══ Data in this exercise

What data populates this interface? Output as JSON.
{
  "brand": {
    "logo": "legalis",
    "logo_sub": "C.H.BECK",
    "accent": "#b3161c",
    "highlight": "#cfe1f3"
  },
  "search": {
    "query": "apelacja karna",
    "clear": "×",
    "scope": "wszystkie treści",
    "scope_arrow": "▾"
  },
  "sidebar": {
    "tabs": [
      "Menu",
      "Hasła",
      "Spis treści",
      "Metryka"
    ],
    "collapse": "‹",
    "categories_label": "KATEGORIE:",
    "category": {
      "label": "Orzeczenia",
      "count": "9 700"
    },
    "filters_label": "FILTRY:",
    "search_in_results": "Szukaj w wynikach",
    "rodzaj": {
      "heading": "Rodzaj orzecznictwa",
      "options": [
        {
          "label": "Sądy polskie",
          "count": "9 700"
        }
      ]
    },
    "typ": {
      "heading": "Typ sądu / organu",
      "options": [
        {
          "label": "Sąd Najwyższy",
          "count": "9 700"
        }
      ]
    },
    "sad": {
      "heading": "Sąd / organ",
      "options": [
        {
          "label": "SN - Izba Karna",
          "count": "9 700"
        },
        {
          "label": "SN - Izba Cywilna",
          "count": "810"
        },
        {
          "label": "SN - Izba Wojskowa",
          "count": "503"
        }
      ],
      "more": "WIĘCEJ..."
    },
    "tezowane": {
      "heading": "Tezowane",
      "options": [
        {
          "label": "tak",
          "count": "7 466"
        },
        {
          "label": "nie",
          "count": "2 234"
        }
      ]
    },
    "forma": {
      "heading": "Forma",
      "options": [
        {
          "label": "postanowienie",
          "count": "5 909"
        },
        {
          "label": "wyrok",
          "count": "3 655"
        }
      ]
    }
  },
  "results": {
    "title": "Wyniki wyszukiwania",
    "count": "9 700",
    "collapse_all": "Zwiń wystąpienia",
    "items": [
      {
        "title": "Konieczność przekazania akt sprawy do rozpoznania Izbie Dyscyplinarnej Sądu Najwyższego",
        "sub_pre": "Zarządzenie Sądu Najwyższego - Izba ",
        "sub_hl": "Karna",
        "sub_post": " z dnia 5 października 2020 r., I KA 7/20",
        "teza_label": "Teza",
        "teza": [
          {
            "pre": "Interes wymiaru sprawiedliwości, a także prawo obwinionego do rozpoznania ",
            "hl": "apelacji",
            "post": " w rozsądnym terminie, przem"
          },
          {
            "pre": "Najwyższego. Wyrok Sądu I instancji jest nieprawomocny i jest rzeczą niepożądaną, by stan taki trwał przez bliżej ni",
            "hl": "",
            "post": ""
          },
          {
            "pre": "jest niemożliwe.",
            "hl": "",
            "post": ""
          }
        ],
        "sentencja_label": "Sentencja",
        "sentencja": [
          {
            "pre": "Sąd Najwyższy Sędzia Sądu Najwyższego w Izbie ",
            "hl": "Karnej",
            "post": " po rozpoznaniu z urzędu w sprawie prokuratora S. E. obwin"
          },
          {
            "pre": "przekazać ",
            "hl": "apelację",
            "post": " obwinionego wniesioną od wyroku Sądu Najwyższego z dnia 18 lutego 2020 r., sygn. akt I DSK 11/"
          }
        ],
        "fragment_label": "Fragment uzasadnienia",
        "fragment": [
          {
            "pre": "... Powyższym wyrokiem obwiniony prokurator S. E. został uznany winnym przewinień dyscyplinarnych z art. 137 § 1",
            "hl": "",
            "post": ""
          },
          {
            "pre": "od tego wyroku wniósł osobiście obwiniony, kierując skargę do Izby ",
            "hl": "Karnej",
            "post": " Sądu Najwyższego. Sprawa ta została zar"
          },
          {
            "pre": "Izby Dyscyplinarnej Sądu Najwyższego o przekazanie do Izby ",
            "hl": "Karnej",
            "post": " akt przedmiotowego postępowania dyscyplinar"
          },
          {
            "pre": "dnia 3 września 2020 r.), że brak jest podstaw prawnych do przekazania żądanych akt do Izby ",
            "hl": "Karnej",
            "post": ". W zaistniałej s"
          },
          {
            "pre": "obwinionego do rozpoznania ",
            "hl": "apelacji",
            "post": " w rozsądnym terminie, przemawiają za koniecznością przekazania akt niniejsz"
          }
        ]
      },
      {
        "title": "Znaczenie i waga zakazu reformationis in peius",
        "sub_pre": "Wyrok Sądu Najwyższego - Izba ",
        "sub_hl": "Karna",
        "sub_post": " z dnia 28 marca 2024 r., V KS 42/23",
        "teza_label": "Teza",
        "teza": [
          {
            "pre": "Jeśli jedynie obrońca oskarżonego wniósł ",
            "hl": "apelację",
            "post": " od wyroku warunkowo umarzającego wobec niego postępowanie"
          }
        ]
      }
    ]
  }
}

════

### Exercise aim
Where a line of the data holds "Izby", show that line.

### Solved exercise
            "pre": "od tego wyroku wniósł osobiście obwiniony, kierując skargę do Izby ",
            "pre": "Izby Dyscyplinarnej Sądu Najwyższego o przekazanie do Izby ",
            "pre": "dnia 3 września 2020 r.), że brak jest podstaw prawnych do przekazania żądanych akt do Izby ",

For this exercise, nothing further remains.